→ DIRECTION: Are you able to quote each entry exactly as written?

→ RECORDS TO USE:
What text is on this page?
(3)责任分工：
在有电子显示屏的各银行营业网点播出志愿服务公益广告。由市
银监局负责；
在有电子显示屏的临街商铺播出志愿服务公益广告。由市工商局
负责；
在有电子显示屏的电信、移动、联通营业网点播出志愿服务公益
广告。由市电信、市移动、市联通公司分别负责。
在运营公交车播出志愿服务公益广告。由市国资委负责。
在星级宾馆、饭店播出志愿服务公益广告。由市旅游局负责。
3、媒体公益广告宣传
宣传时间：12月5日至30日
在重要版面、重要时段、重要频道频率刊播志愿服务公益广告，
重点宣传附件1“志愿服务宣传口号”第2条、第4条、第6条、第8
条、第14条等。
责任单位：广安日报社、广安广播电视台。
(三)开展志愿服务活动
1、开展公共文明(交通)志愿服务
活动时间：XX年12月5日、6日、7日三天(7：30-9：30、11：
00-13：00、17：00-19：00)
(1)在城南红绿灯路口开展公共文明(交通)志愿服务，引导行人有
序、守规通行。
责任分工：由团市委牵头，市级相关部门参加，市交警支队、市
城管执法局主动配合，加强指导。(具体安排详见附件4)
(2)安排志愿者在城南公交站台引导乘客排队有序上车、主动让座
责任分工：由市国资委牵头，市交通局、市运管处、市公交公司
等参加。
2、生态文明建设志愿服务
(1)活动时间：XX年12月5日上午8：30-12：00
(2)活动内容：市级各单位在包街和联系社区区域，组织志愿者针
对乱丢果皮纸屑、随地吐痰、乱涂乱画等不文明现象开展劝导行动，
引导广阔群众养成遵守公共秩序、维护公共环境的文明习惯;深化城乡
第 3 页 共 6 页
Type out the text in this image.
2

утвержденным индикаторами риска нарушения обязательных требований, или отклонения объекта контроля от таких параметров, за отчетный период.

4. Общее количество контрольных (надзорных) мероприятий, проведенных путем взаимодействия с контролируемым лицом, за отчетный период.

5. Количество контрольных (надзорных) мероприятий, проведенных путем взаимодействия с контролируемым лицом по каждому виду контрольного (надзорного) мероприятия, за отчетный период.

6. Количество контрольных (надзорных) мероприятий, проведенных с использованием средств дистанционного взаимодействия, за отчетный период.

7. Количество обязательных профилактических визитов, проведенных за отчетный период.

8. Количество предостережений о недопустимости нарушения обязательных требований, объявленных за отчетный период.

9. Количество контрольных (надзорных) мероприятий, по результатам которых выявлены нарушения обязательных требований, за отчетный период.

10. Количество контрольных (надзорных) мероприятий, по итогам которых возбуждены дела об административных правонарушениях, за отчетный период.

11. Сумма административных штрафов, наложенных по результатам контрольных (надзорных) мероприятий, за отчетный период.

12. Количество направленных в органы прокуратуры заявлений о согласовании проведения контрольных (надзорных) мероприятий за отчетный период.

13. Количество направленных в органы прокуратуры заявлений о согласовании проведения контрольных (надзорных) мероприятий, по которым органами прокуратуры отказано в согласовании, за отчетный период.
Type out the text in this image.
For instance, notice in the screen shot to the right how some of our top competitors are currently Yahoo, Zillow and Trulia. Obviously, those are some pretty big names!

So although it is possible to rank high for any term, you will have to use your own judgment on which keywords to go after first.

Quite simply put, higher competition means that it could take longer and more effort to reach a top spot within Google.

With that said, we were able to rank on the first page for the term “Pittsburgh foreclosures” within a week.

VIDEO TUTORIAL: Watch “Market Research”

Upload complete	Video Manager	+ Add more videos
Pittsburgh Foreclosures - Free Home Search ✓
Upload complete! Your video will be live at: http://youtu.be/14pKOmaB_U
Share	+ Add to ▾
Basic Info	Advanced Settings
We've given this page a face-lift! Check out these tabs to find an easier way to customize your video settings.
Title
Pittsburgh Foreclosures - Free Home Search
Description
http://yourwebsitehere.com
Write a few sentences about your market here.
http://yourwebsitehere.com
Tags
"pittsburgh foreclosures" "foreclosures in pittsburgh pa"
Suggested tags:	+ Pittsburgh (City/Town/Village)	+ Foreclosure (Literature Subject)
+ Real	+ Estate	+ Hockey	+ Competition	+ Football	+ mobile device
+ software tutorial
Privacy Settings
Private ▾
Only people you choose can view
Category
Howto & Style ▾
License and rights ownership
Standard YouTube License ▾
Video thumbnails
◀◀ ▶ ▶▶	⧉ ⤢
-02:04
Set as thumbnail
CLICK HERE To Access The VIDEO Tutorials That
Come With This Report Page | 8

→ TASK SOLUTION:
What text is on this page?
(3)责任分工：
在有电子显示屏的各银行营业网点播出志愿服务公益广告。由市
银监局负责；
在有电子显示屏的临街商铺播出志愿服务公益广告。由市工商局
负责；
在有电子显示屏的电信、移动、联通营业网点播出志愿服务公益
广告。由市电信、市移动、市联通公司分别负责。
在运营公交车播出志愿服务公益广告。由市国资委负责。
在星级宾馆、饭店播出志愿服务公益广告。由市旅游局负责。
3、媒体公益广告宣传
宣传时间：12月5日至30日
在重要版面、重要时段、重要频道频率刊播志愿服务公益广告，
重点宣传附件1“志愿服务宣传口号”第2条、第4条、第6条、第8
条、第14条等。
责任单位：广安日报社、广安广播电视台。
(三)开展志愿服务活动
1、开展公共文明(交通)志愿服务
活动时间：XX年12月5日、6日、7日三天(7：30-9：30、11：
00-13：00、17：00-19：00)
(1)在城南红绿灯路口开展公共文明(交通)志愿服务，引导行人有
序、守规通行。
责任分工：由团市委牵头，市级相关部门参加，市交警支队、市
城管执法局主动配合，加强指导。(具体安排详见附件4)
(2)安排志愿者在城南公交站台引导乘客排队有序上车、主动让座
责任分工：由市国资委牵头，市交通局、市运管处、市公交公司
等参加。
2、生态文明建设志愿服务
(1)活动时间：XX年12月5日上午8：30-12：00
(2)活动内容：市级各单位在包街和联系社区区域，组织志愿者针
对乱丢果皮纸屑、随地吐痰、乱涂乱画等不文明现象开展劝导行动，
引导广阔群众养成遵守公共秩序、维护公共环境的文明习惯;深化城乡
第 3 页 共 6 页
Type out the text in this image.
2

утвержденным индикаторами риска нарушения обязательных требований, или отклонения объекта контроля от таких параметров, за отчетный период.

4. Общее количество контрольных (надзорных) мероприятий, проведенных путем взаимодействия с контролируемым лицом, за отчетный период.

5. Количество контрольных (надзорных) мероприятий, проведенных путем взаимодействия с контролируемым лицом по каждому виду контрольного (надзорного) мероприятия, за отчетный период.

6. Количество контрольных (надзорных) мероприятий, проведенных с использованием средств дистанционного взаимодействия, за отчетный период.

7. Количество обязательных профилактических визитов, проведенных за отчетный период.

8. Количество предостережений о недопустимости нарушения обязательных требований, объявленных за отчетный период.

9. Количество контрольных (надзорных) мероприятий, по результатам которых выявлены нарушения обязательных требований, за отчетный период.

10. Количество контрольных (надзорных) мероприятий, по итогам которых возбуждены дела об административных правонарушениях, за отчетный период.

11. Сумма административных штрафов, наложенных по результатам контрольных (надзорных) мероприятий, за отчетный период.

12. Количество направленных в органы прокуратуры заявлений о согласовании проведения контрольных (надзорных) мероприятий за отчетный период.

13. Количество направленных в органы прокуратуры заявлений о согласовании проведения контрольных (надзорных) мероприятий, по которым органами прокуратуры отказано в согласовании, за отчетный период.
Type out the text in this image.
For instance, notice in the screen shot to the right how some of our top competitors are currently Yahoo, Zillow and Trulia. Obviously, those are some pretty big names!

So although it is possible to rank high for any term, you will have to use your own judgment on which keywords to go after first.

Quite simply put, higher competition means that it could take longer and more effort to reach a top spot within Google.

With that said, we were able to rank on the first page for the term “Pittsburgh foreclosures” within a week.

VIDEO TUTORIAL: Watch “Market Research”

Upload complete	Video Manager	+ Add more videos
Pittsburgh Foreclosures - Free Home Search ✓
Upload complete! Your video will be live at: http://youtu.be/14pKOmaB_U
Share	+ Add to ▾
Basic Info	Advanced Settings
We've given this page a face-lift! Check out these tabs to find an easier way to customize your video settings.
Title
Pittsburgh Foreclosures - Free Home Search
Description
http://yourwebsitehere.com
Write a few sentences about your market here.
http://yourwebsitehere.com
Tags
"pittsburgh foreclosures" "foreclosures in pittsburgh pa"
Suggested tags:	+ Pittsburgh (City/Town/Village)	+ Foreclosure (Literature Subject)
+ Real	+ Estate	+ Hockey	+ Competition	+ Football	+ mobile device
+ software tutorial
Privacy Settings
Private ▾
Only people you choose can view
Category
Howto & Style ▾
License and rights ownership
Standard YouTube License ▾
Video thumbnails
◀◀ ▶ ▶▶	⧉ ⤢
-02:04
Set as thumbnail
CLICK HERE To Access The VIDEO Tutorials That
Come With This Report Page | 8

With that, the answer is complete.